* **Written problem**
Copy out every line of the records where the string "subtitle" occurs.

* **Input rows**
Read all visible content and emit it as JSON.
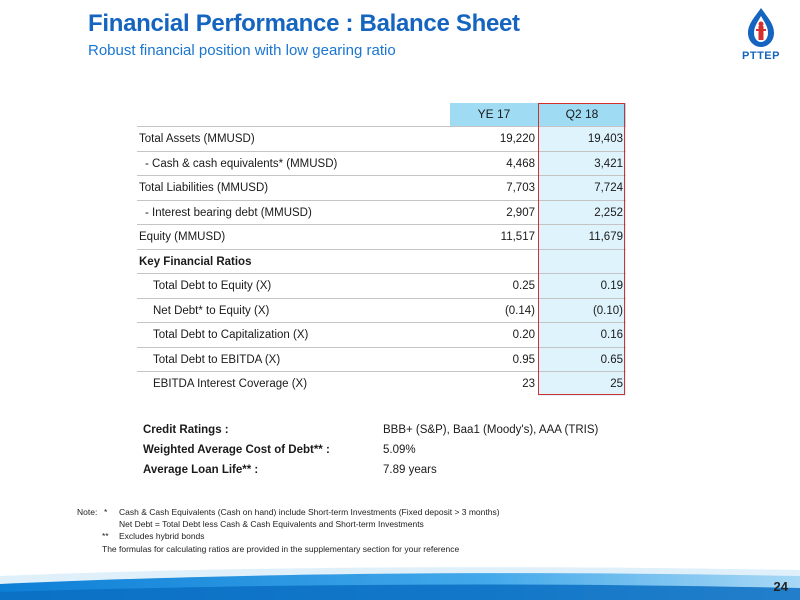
{
  "header": {
    "title": "Financial Performance : Balance Sheet",
    "subtitle": "Robust financial position with low gearing ratio"
  },
  "logo": {
    "text": "PTTEP",
    "icon": "pttep-flame-logo"
  },
  "table": {
    "columns": [
      "YE 17",
      "Q2 18"
    ],
    "rows": [
      {
        "label": "Total Assets (MMUSD)",
        "ye17": "19,220",
        "q218": "19,403",
        "style": "normal"
      },
      {
        "label": "- Cash & cash equivalents* (MMUSD)",
        "ye17": "4,468",
        "q218": "3,421",
        "style": "indent"
      },
      {
        "label": "Total Liabilities (MMUSD)",
        "ye17": "7,703",
        "q218": "7,724",
        "style": "normal"
      },
      {
        "label": "-  Interest bearing debt (MMUSD)",
        "ye17": "2,907",
        "q218": "2,252",
        "style": "indent"
      },
      {
        "label": "Equity (MMUSD)",
        "ye17": "11,517",
        "q218": "11,679",
        "style": "normal"
      },
      {
        "label": "Key Financial Ratios",
        "ye17": "",
        "q218": "",
        "style": "key"
      },
      {
        "label": "Total Debt to Equity (X)",
        "ye17": "0.25",
        "q218": "0.19",
        "style": "ratio"
      },
      {
        "label": "Net Debt* to Equity (X)",
        "ye17": "(0.14)",
        "q218": "(0.10)",
        "style": "ratio"
      },
      {
        "label": "Total Debt to Capitalization (X)",
        "ye17": "0.20",
        "q218": "0.16",
        "style": "ratio"
      },
      {
        "label": "Total Debt to EBITDA (X)",
        "ye17": "0.95",
        "q218": "0.65",
        "style": "ratio"
      },
      {
        "label": "EBITDA Interest Coverage (X)",
        "ye17": "23",
        "q218": "25",
        "style": "ratio"
      }
    ]
  },
  "credit": [
    {
      "label": "Credit Ratings :",
      "value": "BBB+ (S&P), Baa1 (Moody's),  AAA (TRIS)"
    },
    {
      "label": "Weighted Average Cost of Debt** :",
      "value": "5.09%"
    },
    {
      "label": "Average Loan Life** :",
      "value": "7.89 years"
    }
  ],
  "notes": {
    "prefix": "Note:",
    "star1_mark": "*",
    "star1": "Cash & Cash Equivalents (Cash on hand) include Short-term Investments (Fixed deposit > 3 months)",
    "star1_b": "Net Debt = Total Debt less Cash & Cash Equivalents and Short-term Investments",
    "star2_mark": "**",
    "star2": "Excludes hybrid bonds",
    "formula": "The formulas for calculating ratios are provided in the supplementary section for your reference"
  },
  "page_number": "24",
  "colors": {
    "title": "#1565c0",
    "header_fill": "#9fdbf3",
    "highlight_col": "#dff3fc",
    "highlight_border": "#d32f2f"
  }
}
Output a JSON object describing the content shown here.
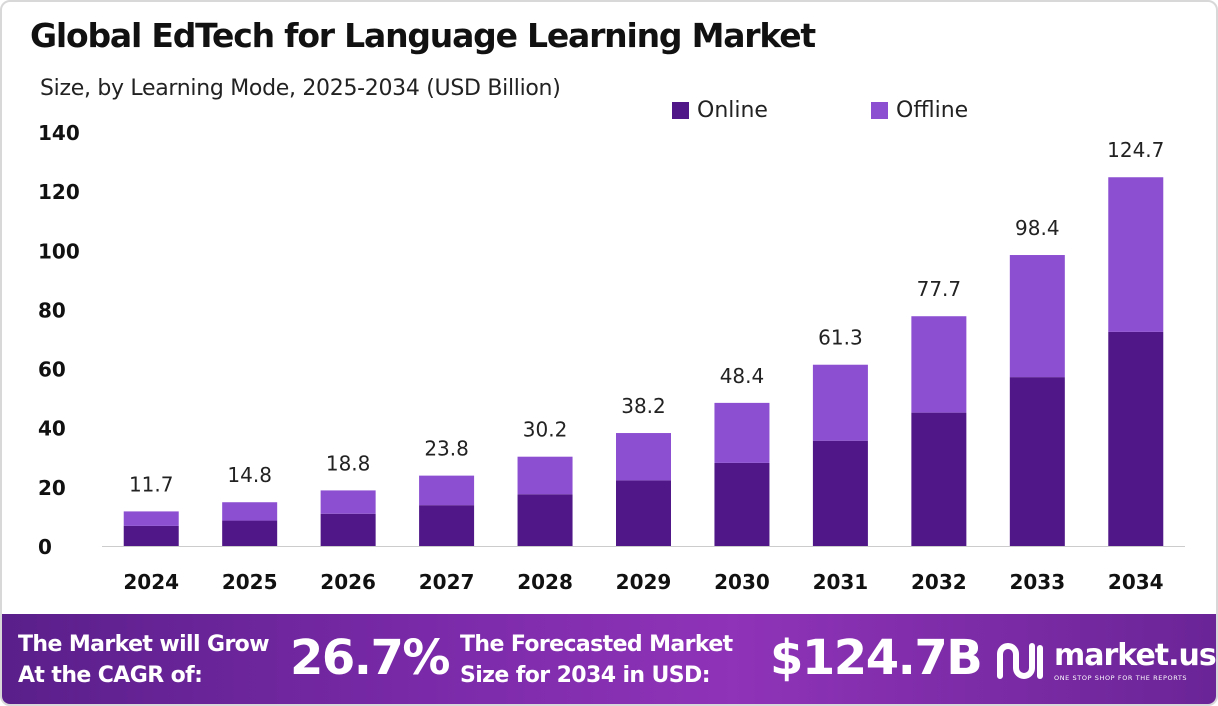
{
  "title": "Global EdTech for Language Learning Market",
  "subtitle": "Size, by Learning Mode, 2025-2034 (USD Billion)",
  "colors": {
    "online": "#4f1787",
    "offline": "#8c4fd1",
    "banner": "#7a2aa8"
  },
  "chart_data": {
    "type": "bar",
    "stacked": true,
    "categories": [
      "2024",
      "2025",
      "2026",
      "2027",
      "2028",
      "2029",
      "2030",
      "2031",
      "2032",
      "2033",
      "2034"
    ],
    "series": [
      {
        "name": "Online",
        "values": [
          6.8,
          8.6,
          10.9,
          13.8,
          17.5,
          22.2,
          28.1,
          35.6,
          45.1,
          57.1,
          72.4
        ]
      },
      {
        "name": "Offline",
        "values": [
          4.9,
          6.2,
          7.9,
          10.0,
          12.7,
          16.0,
          20.3,
          25.7,
          32.6,
          41.3,
          52.3
        ]
      }
    ],
    "totals": [
      "11.7",
      "14.8",
      "18.8",
      "23.8",
      "30.2",
      "38.2",
      "48.4",
      "61.3",
      "77.7",
      "98.4",
      "124.7"
    ],
    "yticks": [
      "0",
      "20",
      "40",
      "60",
      "80",
      "100",
      "120",
      "140"
    ],
    "ylim": [
      0,
      140
    ],
    "grid": false,
    "legend": "top-right"
  },
  "banner": {
    "cagr_label_line1": "The Market will Grow",
    "cagr_label_line2": "At the CAGR of:",
    "cagr_value": "26.7%",
    "forecast_label_line1": "The Forecasted Market",
    "forecast_label_line2": "Size for 2034 in USD:",
    "forecast_value": "$124.7B",
    "logo_name": "market.us",
    "logo_tagline": "ONE STOP SHOP FOR THE REPORTS",
    "logo_icon": "market-us-logo-icon"
  }
}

* **Output below**
    "subtitle": "Robust financial position with low gearing ratio"
  "subtitle": "Size, by Learning Mode, 2025-2034 (USD Billion)",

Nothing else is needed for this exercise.